Transcribe the entries that follow, word for word.

• • • • • • •

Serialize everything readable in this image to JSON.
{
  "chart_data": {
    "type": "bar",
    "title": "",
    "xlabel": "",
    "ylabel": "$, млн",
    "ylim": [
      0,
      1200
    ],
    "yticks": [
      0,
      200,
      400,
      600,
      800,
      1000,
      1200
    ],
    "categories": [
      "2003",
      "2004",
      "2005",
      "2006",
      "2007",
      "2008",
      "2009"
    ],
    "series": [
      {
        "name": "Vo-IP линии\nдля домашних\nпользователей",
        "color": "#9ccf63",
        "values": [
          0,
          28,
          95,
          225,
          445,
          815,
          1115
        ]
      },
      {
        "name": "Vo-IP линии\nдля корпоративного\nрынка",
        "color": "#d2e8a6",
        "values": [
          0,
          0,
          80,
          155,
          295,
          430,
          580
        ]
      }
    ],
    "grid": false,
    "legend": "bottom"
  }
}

• • • • • • •

● Written solution:
Serialize everything readable in this image to JSON.
{
  "chart_data": {
    "type": "bar",
    "title": "",
    "xlabel": "",
    "ylabel": "$, млн",
    "ylim": [
      0,
      1200
    ],
    "yticks": [
      0,
      200,
      400,
      600,
      800,
      1000,
      1200
    ],
    "categories": [
      "2003",
      "2004",
      "2005",
      "2006",
      "2007",
      "2008",
      "2009"
    ],
    "series": [
      {
        "name": "Vo-IP линии\nдля домашних\nпользователей",
        "color": "#9ccf63",
        "values": [
          0,
          28,
          95,
          225,
          445,
          815,
          1115
        ]
      },
      {
        "name": "Vo-IP линии\nдля корпоративного\nрынка",
        "color": "#d2e8a6",
        "values": [
          0,
          0,
          80,
          155,
          295,
          430,
          580
        ]
      }
    ],
    "grid": false,
    "legend": "bottom"
  }
}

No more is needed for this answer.